OPDRACHT A =>
Beantwoord over het bronfragment de volgende vragen:
(i) Op welke datum is de uitspraak in het openbaar uitgesproken?
(ii) Welke griffier was aanwezig bij het doen van de uitspraak?
(iii) Binnen welke termijn moet een beroepschrift worden ingediend?

BRONFRAGMENT =>
7. Nu geen van de beroepsgronden slaagt, verklaart de rechtbank het beroep ongegrond. Verweerder hoeft eiseres geen hogere uitkering toe te kennen.
8. Verweerder hoeft eiseres ook geen proceskosten te vergoeden.

Beslissing

De rechtbank verklaart het beroep ongegrond.
Deze uitspraak is gedaan door mr. M. van Nooijen, rechter, in aanwezigheid van mr. R. Kroes, griffier. De uitspraak is uitgesproken in het openbaar op 3 februari 2023.
griffier
rechter
Een afschrift van deze uitspraak is verzonden aan partijen op:

Bent u het niet eens met deze uitspraak?

Als u het niet eens bent met deze uitspraak, kunt u een brief sturen naar de Afdeling bestuursrechtspraak van de Raad van State waarin u uitlegt waarom u het er niet mee eens bent. Dit heet een beroepschrift. U moet dit beroepschrift indienen binnen 6 weken na de dag waarop deze uitspraak is verzonden. U ziet deze datum hierboven.

Voetnoten

1.Op grond van artikel 3, eerste lid, aanhef en onder a, van de Wet schadefonds geweldsmisdrijven, de Beleidsbundel Schadefonds Geweldsmisdrijven en de Letsellijst Schadefonds Geweldsmisdrijven (te raadplegen op www.schadefonds.nl).
2.Zie de uitspraken van de Afdeling bestuursrechtspraak van de Raad van State (de Afdeling) van 9 december 2015 (ECLI:NL:RVS:2015:3740, r.o. 4.3), 21 februari 2018 (ECLI:NL:RVS:2018:568, r.o. 7) en 22 december 2021 (ECLI:NL:RVS:2021:2894, r.o. 7).
3.Zie paragraaf 1.1.2 van de Beleidsbundel van 1 augustus 2021.
4.Zie paragraaf 2A van de Letsellijst van 1 augustus 2021.
5.Zie paragraven 2A en 2B van de Letsellijst van 1 augustus 2021.
6.Zie de uitspraak van de Afdeling van 3 april 2019 (ECLI:NL:RVS:2019:1009, r.o. 5.4).

OPDRACHT B => Zet uit de rijen de regels vanaf de regel met "problem-2-line-1: Construct a" tot en met de regel met "gray-cell: 0111 (184, 465, 198, 473)" in een Markdown-tabel met de kolommen Nr en Inhoud. Laat lege regels weg.

MATERIAAL BIJ OPDRACHT =>
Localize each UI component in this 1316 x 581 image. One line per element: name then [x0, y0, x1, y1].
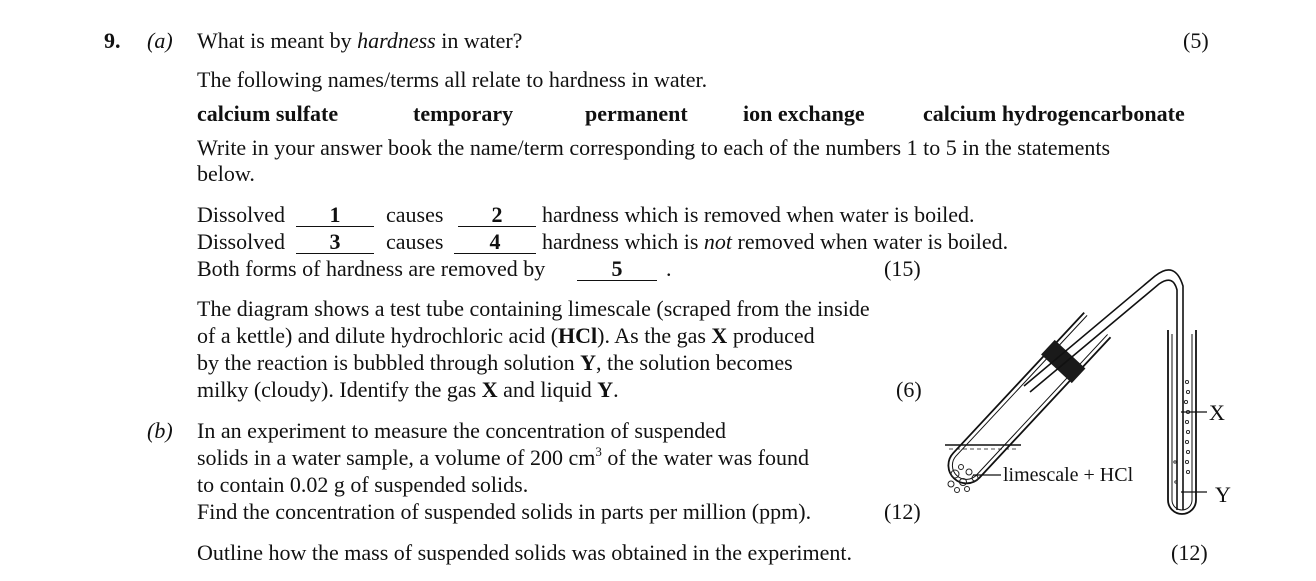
marks-b2: (12) — [1171, 540, 1208, 565]
statement-2-rest: hardness which is not removed when water is boiled. — [542, 229, 1009, 254]
label-x: X — [1209, 400, 1225, 425]
part-b-line1: In an experiment to measure the concentration of suspended — [197, 418, 727, 443]
diagram-text-line4: milky (cloudy). Identify the gas X and liquid Y. — [197, 377, 619, 402]
term-permanent: permanent — [585, 101, 688, 126]
statement-3-blank-5: 5 — [577, 256, 657, 282]
term-calcium-sulfate: calcium sulfate — [197, 101, 339, 126]
statement-2-dissolved: Dissolved — [197, 229, 285, 254]
question-number: 9. — [104, 28, 121, 53]
diagram-text-line3: by the reaction is bubbled through solution Y, the solution becomes — [197, 350, 793, 375]
part-b-outline: Outline how the mass of suspended solids was obtained in the experiment. — [197, 540, 852, 565]
statement-1-causes: causes — [386, 202, 444, 227]
instruction-line2: below. — [197, 161, 255, 186]
part-b-line3: to contain 0.02 g of suspended solids. — [197, 472, 529, 497]
part-b-label: (b) — [147, 418, 173, 443]
statement-2-causes: causes — [386, 229, 444, 254]
part-a-label: (a) — [147, 28, 173, 53]
diagram-text-line2: of a kettle) and dilute hydrochloric acid (HCl). As the gas X produced — [197, 323, 815, 348]
marks-a3: (6) — [896, 377, 922, 402]
term-ion-exchange: ion exchange — [743, 101, 865, 126]
statement-2-blank-3: 3 — [296, 229, 374, 255]
statement-2-blank-4: 4 — [454, 229, 536, 255]
terms-intro: The following names/terms all relate to hardness in water. — [197, 67, 708, 92]
label-y: Y — [1215, 482, 1231, 507]
instruction-line1: Write in your answer book the name/term corresponding to each of the numbers 1 to 5 in the statements — [197, 135, 1111, 160]
statement-3-text: Both forms of hardness are removed by — [197, 256, 546, 281]
statement-3-end: . — [666, 256, 672, 281]
diagram-text-line1: The diagram shows a test tube containing limescale (scraped from the inside — [197, 296, 870, 321]
statement-1-blank-2: 2 — [458, 202, 536, 228]
term-temporary: temporary — [413, 101, 514, 126]
gas-bubbles — [1174, 380, 1190, 483]
part-b-line2: solids in a water sample, a volume of 200 $cm^3$ of the water was found — [197, 444, 809, 470]
marks-b1: (12) — [884, 499, 921, 524]
apparatus-diagram — [935, 262, 1255, 522]
statement-1-blank-1: 1 — [296, 202, 374, 228]
marks-a2: (15) — [884, 256, 921, 281]
marks-a1: (5) — [1183, 28, 1209, 53]
statement-1-rest: hardness which is removed when water is boiled. — [542, 202, 975, 227]
question-a-line: What is meant by hardness in water? — [197, 28, 523, 53]
statement-1-dissolved: Dissolved — [197, 202, 285, 227]
label-limescale-hcl: limescale + HCl — [1003, 464, 1134, 486]
term-calcium-hydrogencarbonate: calcium hydrogencarbonate — [923, 101, 1185, 126]
part-b-line4: Find the concentration of suspended solids in parts per million (ppm). — [197, 499, 812, 524]
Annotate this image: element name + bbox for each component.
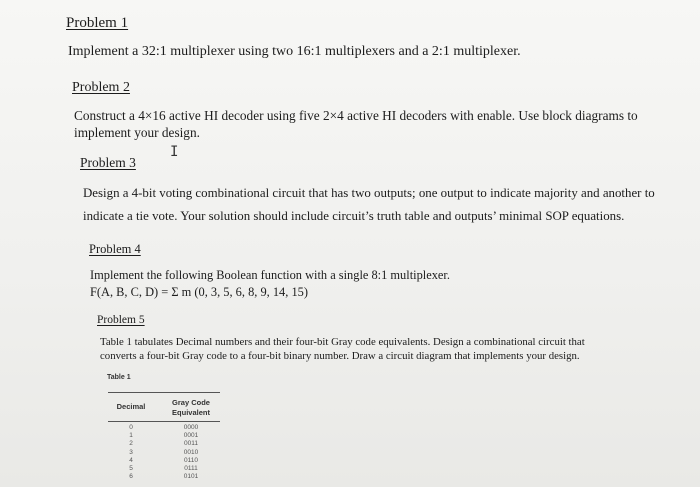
problem-2-line-1: Construct a 4×16 active HI decoder using five 2×4 active HI decoders with enable. Use block diagrams to (74, 108, 638, 123)
gray-cell: 0110 (184, 456, 198, 464)
decimal-cell: 3 (129, 448, 133, 456)
table-column-decimal (118, 424, 144, 481)
decimal-cell: 1 (129, 432, 133, 440)
problem-1-line-1: Implement a 32:1 multiplexer using two 16:1 multiplexers and a 2:1 multiplexer. (68, 44, 521, 59)
problem-1-text (68, 44, 521, 60)
decimal-cell: 6 (129, 473, 133, 481)
problem-2-line-2: implement your design. (74, 125, 200, 140)
table-caption: Table 1 (107, 374, 131, 381)
problem-4-heading: Problem 4 (89, 242, 141, 256)
problem-5-text (100, 335, 585, 363)
decimal-cell: 5 (129, 465, 133, 473)
problem-3-line-1: Design a 4-bit voting combinational circuit that has two outputs; one output to indicate majority and another to (83, 186, 655, 200)
decimal-cell: 4 (129, 456, 133, 464)
gray-cell: 0000 (183, 424, 199, 431)
table-header-gray: Gray Code Equivalent (172, 398, 210, 417)
gray-cell: 0111 (184, 465, 198, 473)
gray-cell: 0011 (184, 440, 198, 448)
problem-2-heading: Problem 2 (72, 80, 130, 95)
gray-cell: 0101 (183, 473, 199, 481)
gray-cell: 0001 (183, 432, 199, 440)
table-column-gray (176, 424, 206, 481)
problem-3-line-2: indicate a tie vote. Your solution should include circuit’s truth table and outputs’ minimal SOP equations. (83, 209, 625, 223)
problem-3-text (83, 182, 655, 228)
problem-5-line-2: converts a four-bit Gray code to a four-bit binary number. Draw a circuit diagram that implements your design. (100, 350, 580, 362)
problem-4-function: F(A, B, C, D) = Σ m (0, 3, 5, 6, 8, 9, 14, 15) (90, 285, 308, 299)
problem-5-line-1: Table 1 tabulates Decimal numbers and their four-bit Gray code equivalents. Design a combinational circuit that (100, 336, 585, 348)
decimal-cell: 2 (129, 440, 133, 448)
problem-2-text (74, 107, 638, 141)
problem-4-text (90, 267, 450, 301)
table-header-decimal: Decimal (116, 402, 146, 411)
decimal-cell: 0 (129, 424, 133, 431)
table-top-rule (108, 392, 220, 393)
text-cursor-icon: I (170, 144, 179, 160)
table-header-rule (108, 421, 220, 422)
problem-1-heading: Problem 1 (66, 15, 129, 31)
problem-5-heading: Problem 5 (97, 314, 145, 326)
problem-3-heading: Problem 3 (80, 155, 136, 170)
gray-cell: 0010 (183, 448, 199, 456)
problem-4-line-1: Implement the following Boolean function with a single 8:1 multiplexer. (90, 268, 450, 282)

VOLLEDIG ANTWOORD A =>
(i) Op 3 februari 2023.
(ii) Mr. R. Kroes.
(iii) Binnen 6 weken na de dag waarop de uitspraak is verzonden.

VOLLEDIG ANTWOORD B =>
| Nr | Inhoud |
|---|---|
| 1 | problem-2-line-1: Construct a 4×16 active HI decoder using five 2×4 active HI decoders with enable. Use block diagrams to (74, 108, 638, 123) |
| 2 | gray-cell: 0110 (184, 456, 198, 464) |
| 3 | decimal-cell: 3 (129, 448, 133, 456) |
| 4 | table-column-decimal (118, 424, 144, 481) |
| 5 | decimal-cell: 1 (129, 432, 133, 440) |
| 6 | problem-1-line-1: Implement a 32:1 multiplexer using two 16:1 multiplexers and a 2:1 multiplexer. (68, 44, 521, 59) |
| 7 | problem-1-text (68, 44, 521, 60) |
| 8 | decimal-cell: 6 (129, 473, 133, 481) |
| 9 | problem-2-line-2: implement your design. (74, 125, 200, 140) |
| 10 | table-caption: Table 1 (107, 374, 131, 381) |
| 11 | problem-4-heading: Problem 4 (89, 242, 141, 256) |
| 12 | problem-5-text (100, 335, 585, 363) |
| 13 | decimal-cell: 5 (129, 465, 133, 473) |
| 14 | problem-3-line-1: Design a 4-bit voting combinational circuit that has two outputs; one output to indicate majority and another to (83, 186, 655, 200) |
| 15 | decimal-cell: 4 (129, 456, 133, 464) |
| 16 | gray-cell: 0000 (183, 424, 199, 431) |
| 17 | table-header-gray: Gray Code Equivalent (172, 398, 210, 417) |
| 18 | gray-cell: 0111 (184, 465, 198, 473) |